# Brief:
Repeat all entries exactly.

##### Given data

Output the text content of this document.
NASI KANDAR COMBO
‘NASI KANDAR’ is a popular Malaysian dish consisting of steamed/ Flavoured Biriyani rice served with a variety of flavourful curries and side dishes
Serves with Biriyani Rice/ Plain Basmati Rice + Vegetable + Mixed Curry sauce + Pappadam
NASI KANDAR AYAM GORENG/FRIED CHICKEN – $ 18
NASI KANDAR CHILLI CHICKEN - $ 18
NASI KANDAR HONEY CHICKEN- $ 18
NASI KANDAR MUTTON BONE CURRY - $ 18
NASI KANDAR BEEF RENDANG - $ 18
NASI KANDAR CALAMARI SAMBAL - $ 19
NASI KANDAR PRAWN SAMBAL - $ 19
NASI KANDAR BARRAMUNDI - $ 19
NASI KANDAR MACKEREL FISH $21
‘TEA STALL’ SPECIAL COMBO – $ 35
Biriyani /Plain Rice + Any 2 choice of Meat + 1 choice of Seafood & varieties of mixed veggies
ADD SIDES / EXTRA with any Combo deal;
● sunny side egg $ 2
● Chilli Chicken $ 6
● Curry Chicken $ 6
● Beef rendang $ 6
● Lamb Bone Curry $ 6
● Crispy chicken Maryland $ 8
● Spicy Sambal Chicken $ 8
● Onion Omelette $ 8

##########

# Result:
Output the text content of this document.
NASI KANDAR COMBO
‘NASI KANDAR’ is a popular Malaysian dish consisting of steamed/ Flavoured Biriyani rice served with a variety of flavourful curries and side dishes
Serves with Biriyani Rice/ Plain Basmati Rice + Vegetable + Mixed Curry sauce + Pappadam
NASI KANDAR AYAM GORENG/FRIED CHICKEN – $ 18
NASI KANDAR CHILLI CHICKEN - $ 18
NASI KANDAR HONEY CHICKEN- $ 18
NASI KANDAR MUTTON BONE CURRY - $ 18
NASI KANDAR BEEF RENDANG - $ 18
NASI KANDAR CALAMARI SAMBAL - $ 19
NASI KANDAR PRAWN SAMBAL - $ 19
NASI KANDAR BARRAMUNDI - $ 19
NASI KANDAR MACKEREL FISH $21
‘TEA STALL’ SPECIAL COMBO – $ 35
Biriyani /Plain Rice + Any 2 choice of Meat + 1 choice of Seafood & varieties of mixed veggies
ADD SIDES / EXTRA with any Combo deal;
● sunny side egg $ 2
● Chilli Chicken $ 6
● Curry Chicken $ 6
● Beef rendang $ 6
● Lamb Bone Curry $ 6
● Crispy chicken Maryland $ 8
● Spicy Sambal Chicken $ 8
● Onion Omelette $ 8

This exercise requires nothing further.